An exact copy of the records is required, minus the pictures they hold.

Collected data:

★ ★ ★ ★

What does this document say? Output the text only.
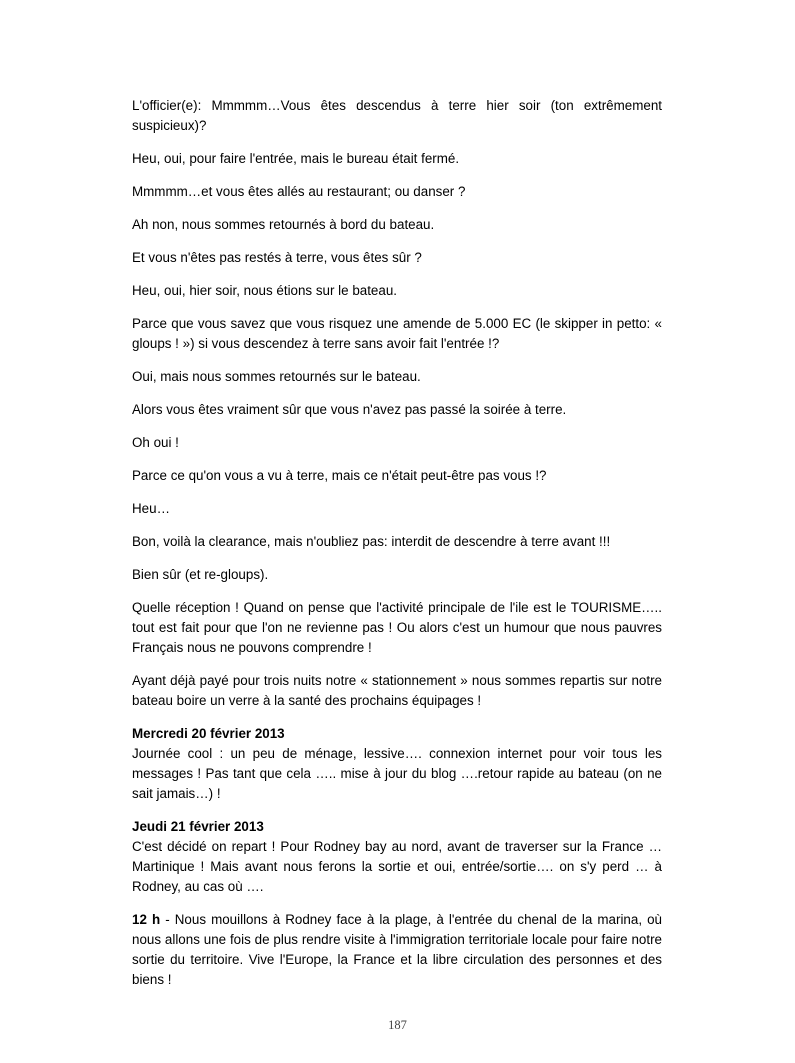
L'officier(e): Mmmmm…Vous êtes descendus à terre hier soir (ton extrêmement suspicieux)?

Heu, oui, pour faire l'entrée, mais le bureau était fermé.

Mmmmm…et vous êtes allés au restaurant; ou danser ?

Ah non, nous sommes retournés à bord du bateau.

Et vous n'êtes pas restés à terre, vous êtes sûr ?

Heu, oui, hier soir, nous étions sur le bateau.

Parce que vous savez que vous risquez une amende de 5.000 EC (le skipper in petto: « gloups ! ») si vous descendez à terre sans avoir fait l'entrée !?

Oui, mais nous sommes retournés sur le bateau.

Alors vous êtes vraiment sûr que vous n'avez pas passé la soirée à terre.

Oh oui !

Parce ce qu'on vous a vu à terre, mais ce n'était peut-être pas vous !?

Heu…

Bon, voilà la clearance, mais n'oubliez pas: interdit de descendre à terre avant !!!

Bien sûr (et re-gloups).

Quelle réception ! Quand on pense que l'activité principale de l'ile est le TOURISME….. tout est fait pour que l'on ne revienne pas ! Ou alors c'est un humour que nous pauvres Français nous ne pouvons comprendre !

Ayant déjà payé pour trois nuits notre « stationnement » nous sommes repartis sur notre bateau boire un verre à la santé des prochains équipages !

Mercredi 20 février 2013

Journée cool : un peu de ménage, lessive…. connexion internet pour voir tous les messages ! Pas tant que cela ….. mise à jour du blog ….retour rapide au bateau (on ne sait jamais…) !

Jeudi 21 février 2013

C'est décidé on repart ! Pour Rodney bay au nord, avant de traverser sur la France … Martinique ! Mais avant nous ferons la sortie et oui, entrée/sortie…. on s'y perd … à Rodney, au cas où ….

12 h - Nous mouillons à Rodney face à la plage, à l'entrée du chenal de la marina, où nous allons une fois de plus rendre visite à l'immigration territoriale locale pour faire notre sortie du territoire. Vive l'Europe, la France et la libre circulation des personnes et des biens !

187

★ ★ ★ ★

__Output__
What does this document say? Output the text only.
L'officier(e): Mmmmm…Vous êtes descendus à terre hier soir (ton extrêmement suspicieux)?

Heu, oui, pour faire l'entrée, mais le bureau était fermé.

Mmmmm…et vous êtes allés au restaurant; ou danser ?

Ah non, nous sommes retournés à bord du bateau.

Et vous n'êtes pas restés à terre, vous êtes sûr ?

Heu, oui, hier soir, nous étions sur le bateau.

Parce que vous savez que vous risquez une amende de 5.000 EC (le skipper in petto: « gloups ! ») si vous descendez à terre sans avoir fait l'entrée !?

Oui, mais nous sommes retournés sur le bateau.

Alors vous êtes vraiment sûr que vous n'avez pas passé la soirée à terre.

Oh oui !

Parce ce qu'on vous a vu à terre, mais ce n'était peut-être pas vous !?

Heu…

Bon, voilà la clearance, mais n'oubliez pas: interdit de descendre à terre avant !!!

Bien sûr (et re-gloups).

Quelle réception ! Quand on pense que l'activité principale de l'ile est le TOURISME….. tout est fait pour que l'on ne revienne pas ! Ou alors c'est un humour que nous pauvres Français nous ne pouvons comprendre !

Ayant déjà payé pour trois nuits notre « stationnement » nous sommes repartis sur notre bateau boire un verre à la santé des prochains équipages !

Mercredi 20 février 2013

Journée cool : un peu de ménage, lessive…. connexion internet pour voir tous les messages ! Pas tant que cela ….. mise à jour du blog ….retour rapide au bateau (on ne sait jamais…) !

Jeudi 21 février 2013

C'est décidé on repart ! Pour Rodney bay au nord, avant de traverser sur la France … Martinique ! Mais avant nous ferons la sortie et oui, entrée/sortie…. on s'y perd … à Rodney, au cas où ….

12 h - Nous mouillons à Rodney face à la plage, à l'entrée du chenal de la marina, où nous allons une fois de plus rendre visite à l'immigration territoriale locale pour faire notre sortie du territoire. Vive l'Europe, la France et la libre circulation des personnes et des biens !

187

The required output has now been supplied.